_What the exercise asks_
Your task is to output the listing word for word, with pictures excluded.

_Task inputs_
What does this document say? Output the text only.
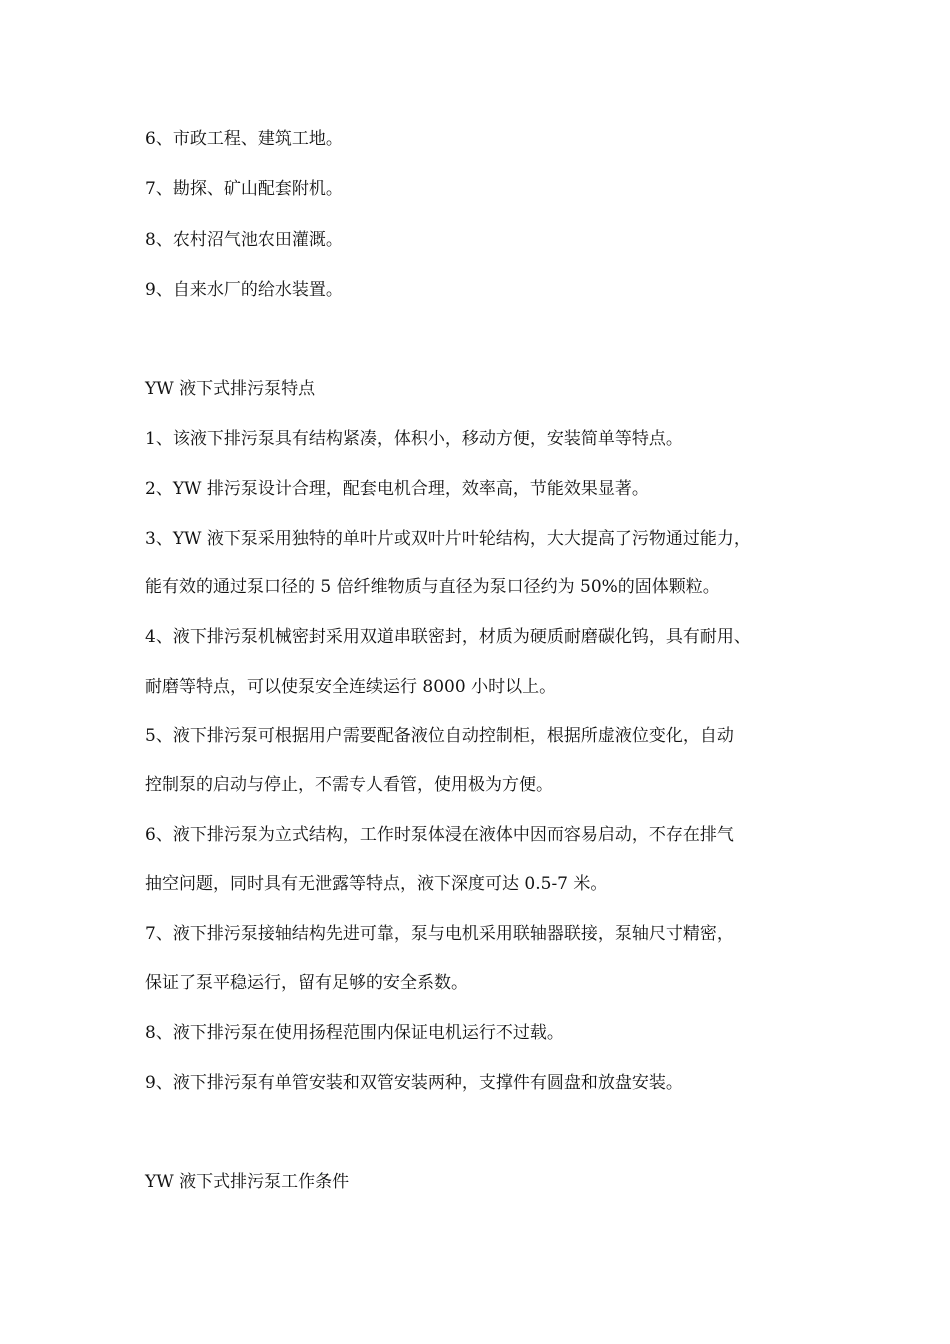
6、市政工程、建筑工地。
7、勘探、矿山配套附机。
8、农村沼气池农田灌溉。
9、自来水厂的给水装置。
YW 液下式排污泵特点
1、该液下排污泵具有结构紧凑，体积小，移动方便，安装简单等特点。
2、YW 排污泵设计合理，配套电机合理，效率高，节能效果显著。
3、YW 液下泵采用独特的单叶片或双叶片叶轮结构，大大提高了污物通过能力，
能有效的通过泵口径的 5 倍纤维物质与直径为泵口径约为 50%的固体颗粒。
4、液下排污泵机械密封采用双道串联密封，材质为硬质耐磨碳化钨，具有耐用、
耐磨等特点，可以使泵安全连续运行 8000 小时以上。
5、液下排污泵可根据用户需要配备液位自动控制柜，根据所虚液位变化，自动
控制泵的启动与停止，不需专人看管，使用极为方便。
6、液下排污泵为立式结构，工作时泵体浸在液体中因而容易启动，不存在排气
抽空问题，同时具有无泄露等特点，液下深度可达 0.5-7 米。
7、液下排污泵接轴结构先进可靠，泵与电机采用联轴器联接，泵轴尺寸精密，
保证了泵平稳运行，留有足够的安全系数。
8、液下排污泵在使用扬程范围内保证电机运行不过载。
9、液下排污泵有单管安装和双管安装两种，支撑件有圆盘和放盘安装。
YW 液下式排污泵工作条件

_Answer for the task_
What does this document say? Output the text only.
6、市政工程、建筑工地。
7、勘探、矿山配套附机。
8、农村沼气池农田灌溉。
9、自来水厂的给水装置。
YW 液下式排污泵特点
1、该液下排污泵具有结构紧凑，体积小，移动方便，安装简单等特点。
2、YW 排污泵设计合理，配套电机合理，效率高，节能效果显著。
3、YW 液下泵采用独特的单叶片或双叶片叶轮结构，大大提高了污物通过能力，
能有效的通过泵口径的 5 倍纤维物质与直径为泵口径约为 50%的固体颗粒。
4、液下排污泵机械密封采用双道串联密封，材质为硬质耐磨碳化钨，具有耐用、
耐磨等特点，可以使泵安全连续运行 8000 小时以上。
5、液下排污泵可根据用户需要配备液位自动控制柜，根据所虚液位变化，自动
控制泵的启动与停止，不需专人看管，使用极为方便。
6、液下排污泵为立式结构，工作时泵体浸在液体中因而容易启动，不存在排气
抽空问题，同时具有无泄露等特点，液下深度可达 0.5-7 米。
7、液下排污泵接轴结构先进可靠，泵与电机采用联轴器联接，泵轴尺寸精密，
保证了泵平稳运行，留有足够的安全系数。
8、液下排污泵在使用扬程范围内保证电机运行不过载。
9、液下排污泵有单管安装和双管安装两种，支撑件有圆盘和放盘安装。
YW 液下式排污泵工作条件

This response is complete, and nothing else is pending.